« Il ne reste plus qu’une question à poser aux artistes : quelle arme ? »

2021/03/01 | Par Orian Dorais

C’est une mentalité et un manque d’écoute ahurissant du gouvernement depuis près d’un an que dénonçaient des dizaines d’artistes et d’artisans lors d’une manifestation « Du popcorn pour Legault », qui a eu lieu devant le bureau montréalais du premier ministre, le jour de la réouverture des cinémas.  Nous étions rassemblées sur la rue Sherbrooke, à l’invitation du Rassemblement Diomède, collectif également derrière les évènements Ceci n'est pas un spectacle.

Au cœur du centre-ville, et de ses innombrables tours à bureau, plusieurs tenaient à rappeler au gouvernement que certains aspects de l’existence humaine échappent à une logique comptable et que les arts sont un service essentiel. Plus qu’un évènement politique ou social, la manifestation était avant toute une célébration du caractère rassembleur des arts vivants et des liens humains que les performeurs nouent entre eux et avec le public.

Données:
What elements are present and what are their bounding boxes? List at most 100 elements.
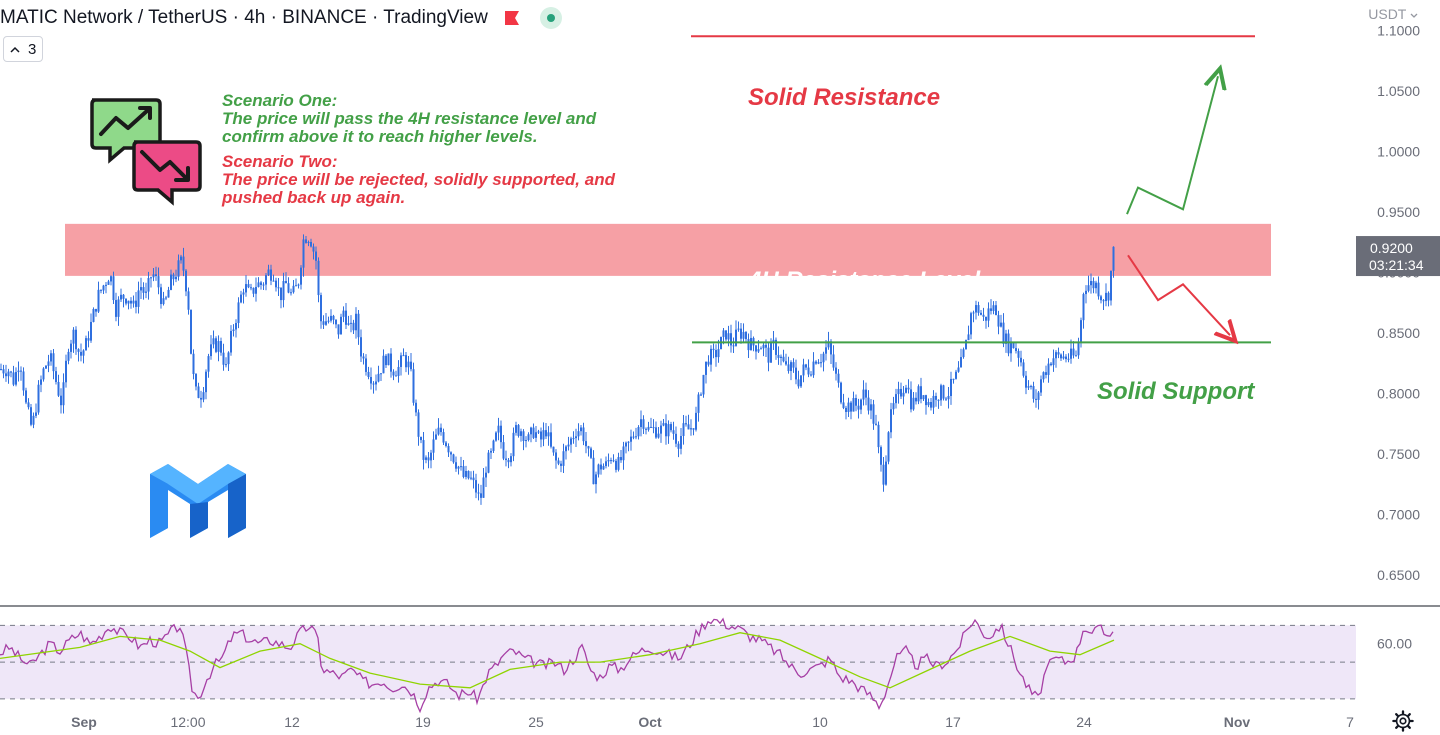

Consigne: Recopiez le passage de l'article sur la manifestation des artistes compris entre « 2021/03/01 | Par Orian » et « pas un spectacle. », ces deux segments inclus.

Réponse rédigée:
2021/03/01 | Par Orian Dorais

C’est une mentalité et un manque d’écoute ahurissant du gouvernement depuis près d’un an que dénonçaient des dizaines d’artistes et d’artisans lors d’une manifestation « Du popcorn pour Legault », qui a eu lieu devant le bureau montréalais du premier ministre, le jour de la réouverture des cinémas.  Nous étions rassemblées sur la rue Sherbrooke, à l’invitation du Rassemblement Diomède, collectif également derrière les évènements Ceci n'est pas un spectacle.